▸ Aim of the exercise
Lines containing the string "axis" are to be collected in full.

[Records from a dataset]
___

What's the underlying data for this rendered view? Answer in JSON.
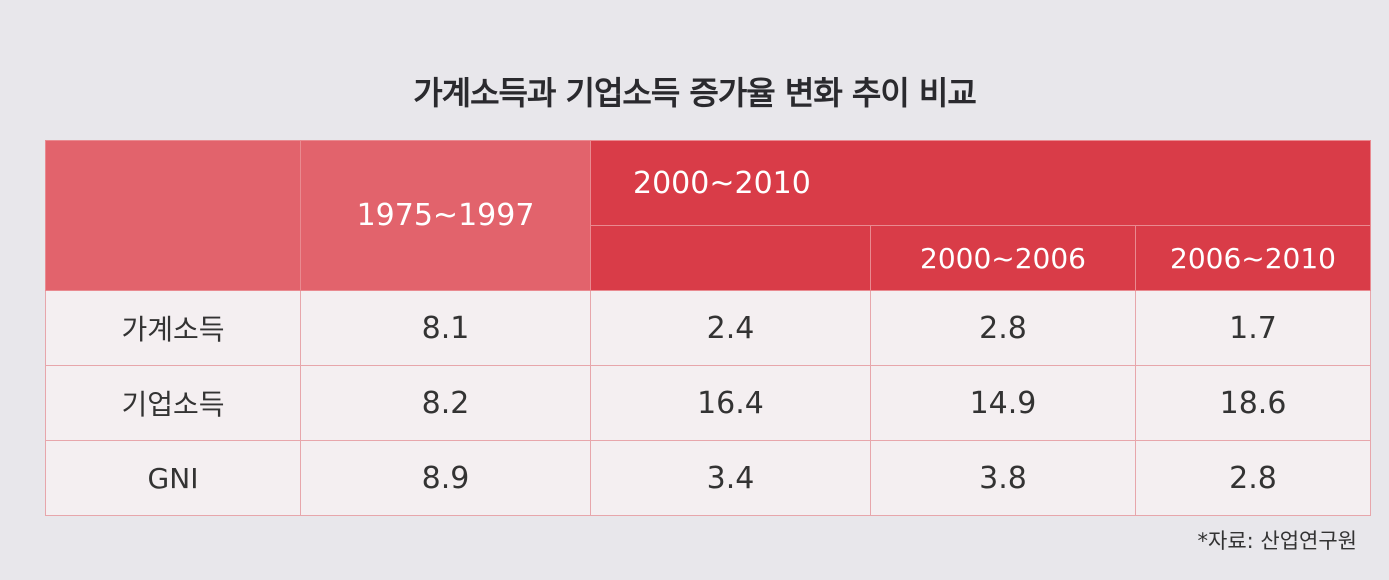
{
  "title": "가계소득과 기업소득 증가율 변화 추이 비교",
  "table": {
    "header": [
      "1975~1997",
      "2000~2010",
      "2000~2006",
      "2006~2010"
    ],
    "rows": [
      [
        "가계소득",
        8.1,
        2.4,
        2.8,
        1.7
      ],
      [
        "기업소득",
        8.2,
        16.4,
        14.9,
        18.6
      ],
      [
        "GNI",
        8.9,
        3.4,
        3.8,
        2.8
      ]
    ]
  },
  "source": "*자료: 산업연구원"
}
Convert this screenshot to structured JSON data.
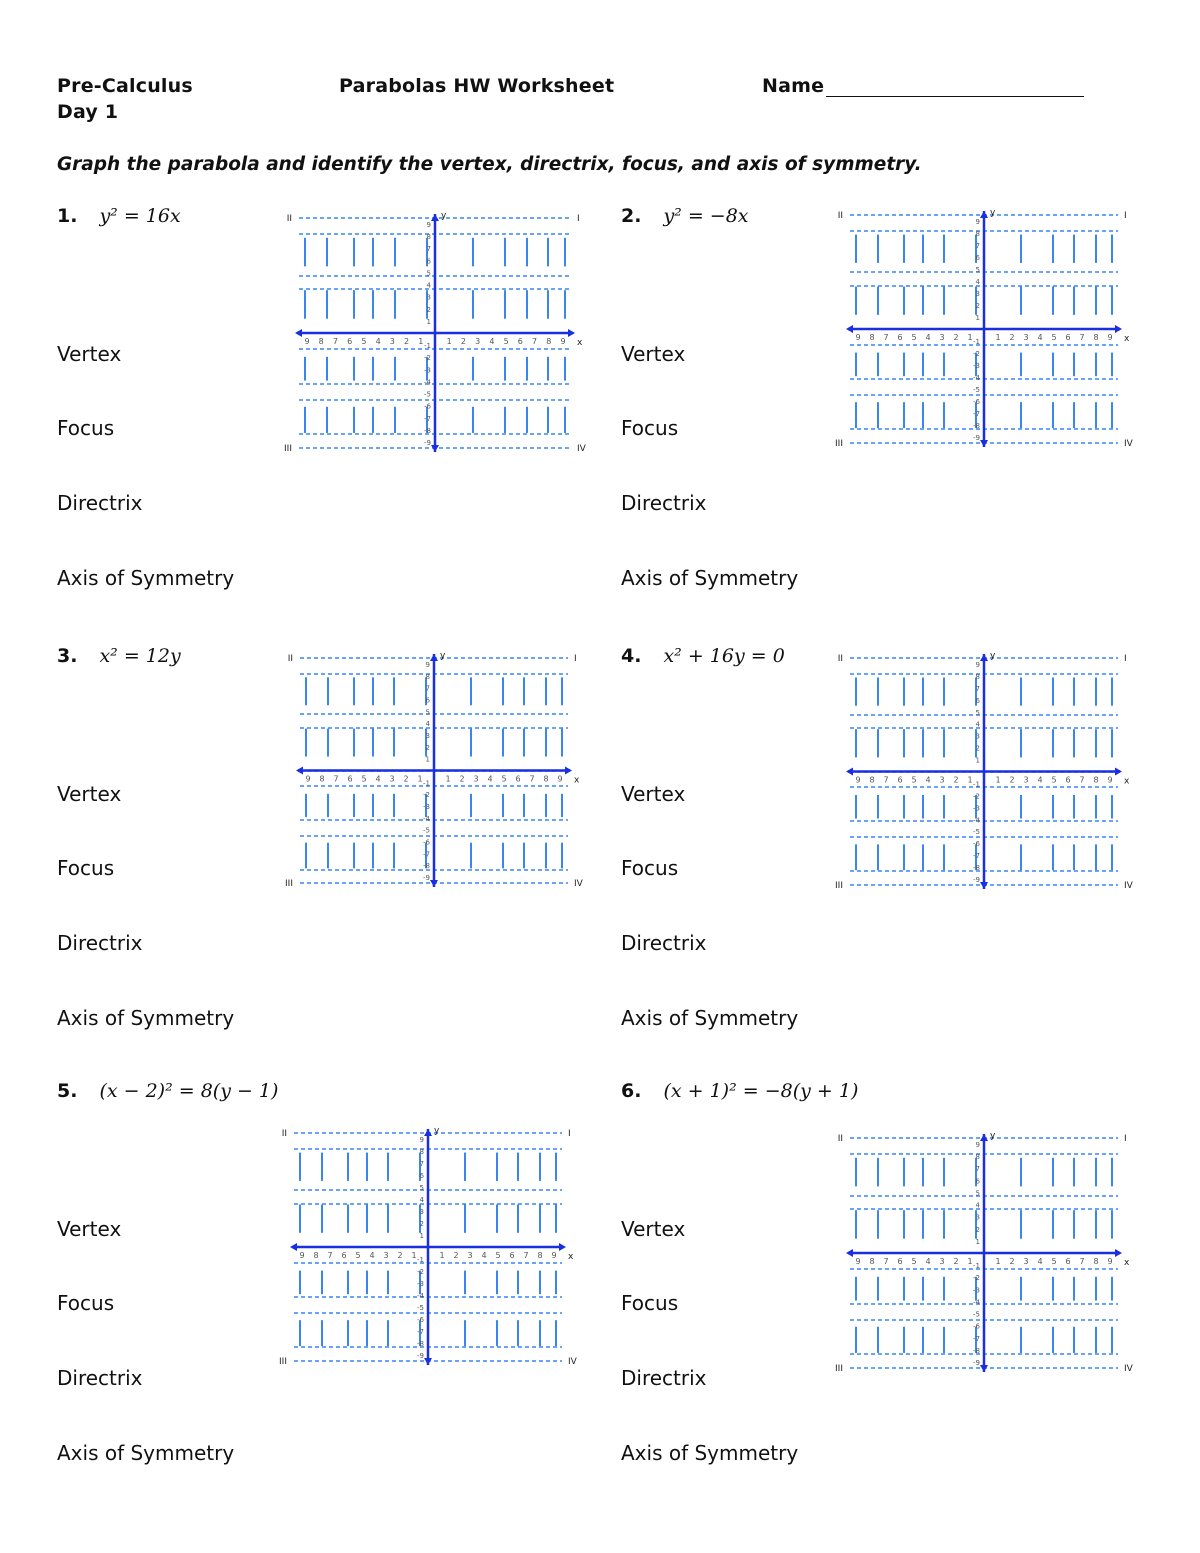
{
  "header": {
    "course": "Pre-Calculus",
    "day": "Day 1",
    "title": "Parabolas HW Worksheet",
    "name_label": "Name"
  },
  "instructions": "Graph the parabola and identify the vertex, directrix, focus, and axis of symmetry.",
  "field_labels": {
    "vertex": "Vertex",
    "focus": "Focus",
    "directrix": "Directrix",
    "axis": "Axis of Symmetry"
  },
  "graph_labels": {
    "q1": "I",
    "q2": "II",
    "q3": "III",
    "q4": "IV",
    "x": "x",
    "y": "y"
  },
  "colors": {
    "grid": "#3a86f0",
    "axis": "#1a2fe0"
  },
  "problems": [
    {
      "number": "1.",
      "equation": "y² = 16x"
    },
    {
      "number": "2.",
      "equation": "y² = −8x"
    },
    {
      "number": "3.",
      "equation": "x² = 12y"
    },
    {
      "number": "4.",
      "equation": "x² + 16y = 0"
    },
    {
      "number": "5.",
      "equation": "(x − 2)² = 8(y − 1)"
    },
    {
      "number": "6.",
      "equation": "(x + 1)² = −8(y + 1)"
    }
  ]
}
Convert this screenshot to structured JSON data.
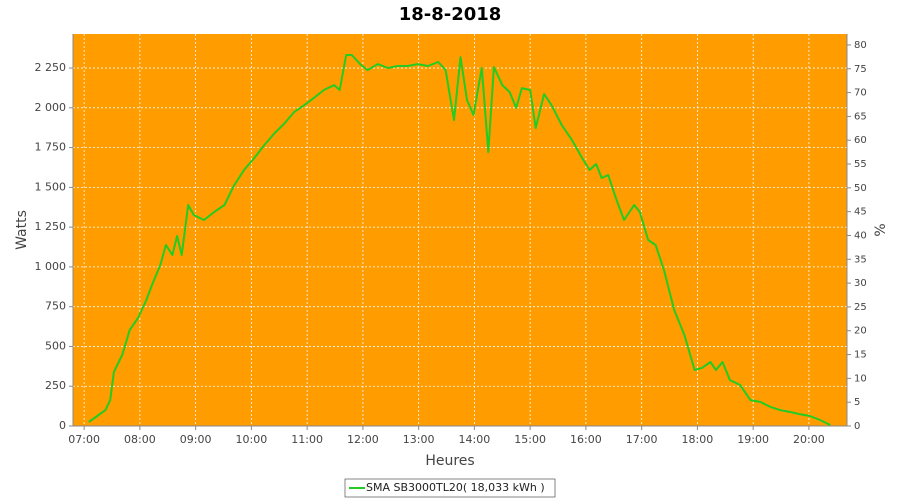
{
  "chart_data": {
    "type": "line",
    "title": "18-8-2018",
    "x_label": "Heures",
    "y_label": "Watts",
    "y2_label": "%",
    "x": [
      "07:05",
      "07:14",
      "07:23",
      "07:28",
      "07:32",
      "07:41",
      "07:49",
      "07:58",
      "08:07",
      "08:13",
      "08:22",
      "08:28",
      "08:35",
      "08:40",
      "08:45",
      "08:52",
      "08:58",
      "09:09",
      "09:20",
      "09:31",
      "09:41",
      "09:52",
      "10:03",
      "10:14",
      "10:25",
      "10:35",
      "10:46",
      "10:57",
      "11:07",
      "11:18",
      "11:29",
      "11:35",
      "11:42",
      "11:48",
      "11:57",
      "12:05",
      "12:16",
      "12:27",
      "12:37",
      "12:48",
      "12:59",
      "13:10",
      "13:21",
      "13:29",
      "13:38",
      "13:45",
      "13:52",
      "13:59",
      "14:08",
      "14:15",
      "14:21",
      "14:30",
      "14:38",
      "14:45",
      "14:51",
      "15:00",
      "15:06",
      "15:15",
      "15:23",
      "15:34",
      "15:45",
      "15:56",
      "16:04",
      "16:11",
      "16:17",
      "16:24",
      "16:33",
      "16:41",
      "16:52",
      "16:58",
      "17:07",
      "17:15",
      "17:24",
      "17:35",
      "17:46",
      "17:57",
      "18:05",
      "18:14",
      "18:20",
      "18:27",
      "18:35",
      "18:46",
      "18:57",
      "19:08",
      "19:19",
      "19:29",
      "19:40",
      "19:50",
      "20:01",
      "20:12",
      "20:23"
    ],
    "series": [
      {
        "name": "SMA SB3000TL20( 18,033 kWh )",
        "color": "#22cc22",
        "values": [
          25,
          63,
          100,
          163,
          340,
          446,
          603,
          679,
          792,
          886,
          1012,
          1138,
          1075,
          1194,
          1075,
          1389,
          1326,
          1295,
          1345,
          1389,
          1508,
          1609,
          1684,
          1766,
          1841,
          1898,
          1973,
          2017,
          2061,
          2112,
          2143,
          2112,
          2332,
          2332,
          2275,
          2237,
          2275,
          2250,
          2263,
          2263,
          2275,
          2263,
          2288,
          2237,
          1923,
          2319,
          2049,
          1955,
          2250,
          1722,
          2256,
          2143,
          2099,
          1999,
          2124,
          2112,
          1873,
          2087,
          2017,
          1892,
          1797,
          1684,
          1609,
          1647,
          1559,
          1578,
          1420,
          1295,
          1389,
          1345,
          1169,
          1138,
          980,
          729,
          572,
          352,
          365,
          402,
          352,
          402,
          289,
          258,
          163,
          151,
          119,
          100,
          88,
          75,
          63,
          38,
          6
        ]
      }
    ],
    "xlim": [
      "06:48",
      "20:41"
    ],
    "xticks": [
      "07:00",
      "08:00",
      "09:00",
      "10:00",
      "11:00",
      "12:00",
      "13:00",
      "14:00",
      "15:00",
      "16:00",
      "17:00",
      "18:00",
      "19:00",
      "20:00"
    ],
    "ylim": [
      0,
      2464
    ],
    "yticks": [
      0,
      250,
      500,
      750,
      {
        "value": 1000,
        "label": "1 000"
      },
      {
        "value": 1250,
        "label": "1 250"
      },
      {
        "value": 1500,
        "label": "1 500"
      },
      {
        "value": 1750,
        "label": "1 750"
      },
      {
        "value": 2000,
        "label": "2 000"
      },
      {
        "value": 2250,
        "label": "2 250"
      }
    ],
    "y2lim": [
      0,
      82.3
    ],
    "y2ticks": [
      0,
      5,
      10,
      15,
      20,
      25,
      30,
      35,
      40,
      45,
      50,
      55,
      60,
      65,
      70,
      75,
      80
    ],
    "grid": true,
    "plot_background": "#ff9c00",
    "legend": "bottom"
  }
}
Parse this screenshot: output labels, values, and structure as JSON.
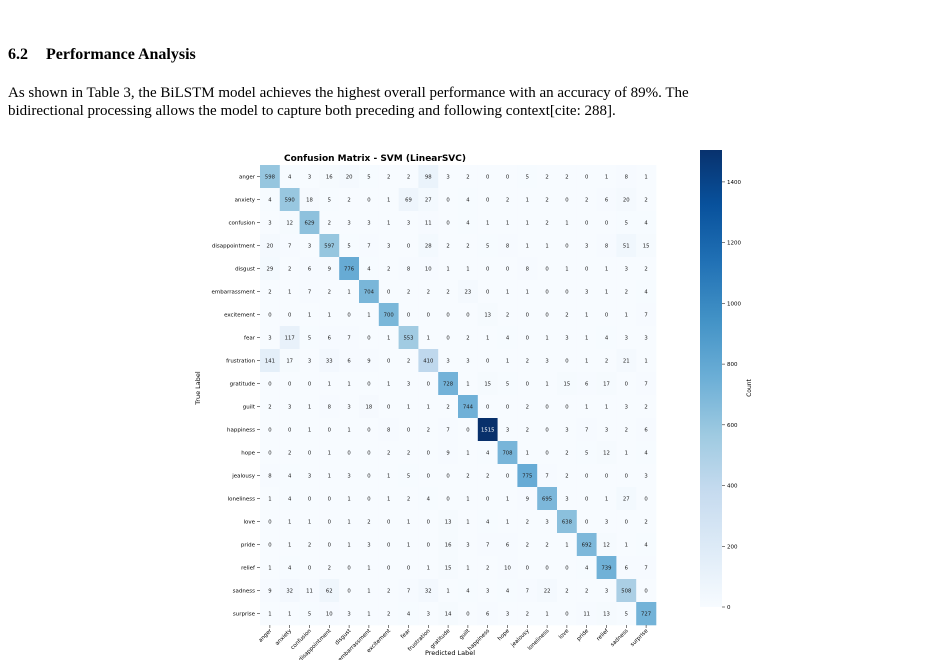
{
  "section": {
    "number": "6.2",
    "title": "Performance Analysis"
  },
  "paragraph": [
    "As shown in Table 3, the BiLSTM model achieves the highest overall performance with an accuracy of 89%. The",
    "bidirectional processing allows the model to capture both preceding and following context[cite: 288]."
  ],
  "chart_data": {
    "type": "heatmap",
    "title": "Confusion Matrix - SVM (LinearSVC)",
    "xlabel": "Predicted Label",
    "ylabel": "True Label",
    "colorbar_label": "Count",
    "colorbar_ticks": [
      0,
      200,
      400,
      600,
      800,
      1000,
      1200,
      1400
    ],
    "vmin": 0,
    "vmax": 1515,
    "colormap": "Blues",
    "labels": [
      "anger",
      "anxiety",
      "confusion",
      "disappointment",
      "disgust",
      "embarrassment",
      "excitement",
      "fear",
      "frustration",
      "gratitude",
      "guilt",
      "happiness",
      "hope",
      "jealousy",
      "loneliness",
      "love",
      "pride",
      "relief",
      "sadness",
      "surprise"
    ],
    "matrix": [
      [
        598,
        4,
        3,
        16,
        20,
        5,
        2,
        2,
        98,
        3,
        2,
        0,
        0,
        5,
        2,
        2,
        0,
        1,
        8,
        1
      ],
      [
        4,
        590,
        18,
        5,
        2,
        0,
        1,
        69,
        27,
        0,
        4,
        0,
        2,
        1,
        2,
        0,
        2,
        6,
        20,
        2
      ],
      [
        3,
        12,
        629,
        2,
        3,
        3,
        1,
        3,
        11,
        0,
        4,
        1,
        1,
        1,
        2,
        1,
        0,
        0,
        5,
        4
      ],
      [
        20,
        7,
        3,
        597,
        5,
        7,
        3,
        0,
        28,
        2,
        2,
        5,
        8,
        1,
        1,
        0,
        3,
        8,
        51,
        15
      ],
      [
        29,
        2,
        6,
        9,
        776,
        4,
        2,
        8,
        10,
        1,
        1,
        0,
        0,
        8,
        0,
        1,
        0,
        1,
        3,
        2
      ],
      [
        2,
        1,
        7,
        2,
        1,
        704,
        0,
        2,
        2,
        2,
        23,
        0,
        1,
        1,
        0,
        0,
        3,
        1,
        2,
        4
      ],
      [
        0,
        0,
        1,
        1,
        0,
        1,
        700,
        0,
        0,
        0,
        0,
        13,
        2,
        0,
        0,
        2,
        1,
        0,
        1,
        7
      ],
      [
        3,
        117,
        5,
        6,
        7,
        0,
        1,
        553,
        1,
        0,
        2,
        1,
        4,
        0,
        1,
        3,
        1,
        4,
        3,
        3
      ],
      [
        141,
        17,
        3,
        33,
        6,
        9,
        0,
        2,
        410,
        3,
        3,
        0,
        1,
        2,
        3,
        0,
        1,
        2,
        21,
        1
      ],
      [
        0,
        0,
        0,
        1,
        1,
        0,
        1,
        3,
        0,
        728,
        1,
        15,
        5,
        0,
        1,
        15,
        6,
        17,
        0,
        7
      ],
      [
        2,
        3,
        1,
        8,
        3,
        18,
        0,
        1,
        1,
        2,
        744,
        0,
        0,
        2,
        0,
        0,
        1,
        1,
        3,
        2
      ],
      [
        0,
        0,
        1,
        0,
        1,
        0,
        8,
        0,
        2,
        7,
        0,
        1515,
        3,
        2,
        0,
        3,
        7,
        3,
        2,
        6
      ],
      [
        0,
        2,
        0,
        1,
        0,
        0,
        2,
        2,
        0,
        9,
        1,
        4,
        708,
        1,
        0,
        2,
        5,
        12,
        1,
        4
      ],
      [
        8,
        4,
        3,
        1,
        3,
        0,
        1,
        5,
        0,
        0,
        2,
        2,
        0,
        775,
        7,
        2,
        0,
        0,
        0,
        3
      ],
      [
        1,
        4,
        0,
        0,
        1,
        0,
        1,
        2,
        4,
        0,
        1,
        0,
        1,
        9,
        695,
        3,
        0,
        1,
        27,
        0
      ],
      [
        0,
        1,
        1,
        0,
        1,
        2,
        0,
        1,
        0,
        13,
        1,
        4,
        1,
        2,
        3,
        638,
        0,
        3,
        0,
        2
      ],
      [
        0,
        1,
        2,
        0,
        1,
        3,
        0,
        1,
        0,
        16,
        3,
        7,
        6,
        2,
        2,
        1,
        692,
        12,
        1,
        4
      ],
      [
        1,
        4,
        0,
        2,
        0,
        1,
        0,
        0,
        1,
        15,
        1,
        2,
        10,
        0,
        0,
        0,
        4,
        739,
        6,
        7
      ],
      [
        9,
        32,
        11,
        62,
        0,
        1,
        2,
        7,
        32,
        1,
        4,
        3,
        4,
        7,
        22,
        2,
        2,
        3,
        508,
        0
      ],
      [
        1,
        1,
        5,
        10,
        3,
        1,
        2,
        4,
        3,
        14,
        0,
        6,
        3,
        2,
        1,
        0,
        11,
        13,
        5,
        727
      ]
    ]
  }
}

___

▸ Expected output
  "instructions": "Graph the parabola and identify the vertex, directrix, focus, and axis of symmetry.",
    "axis": "Axis of Symmetry"
    "axis": "#1a2fe0"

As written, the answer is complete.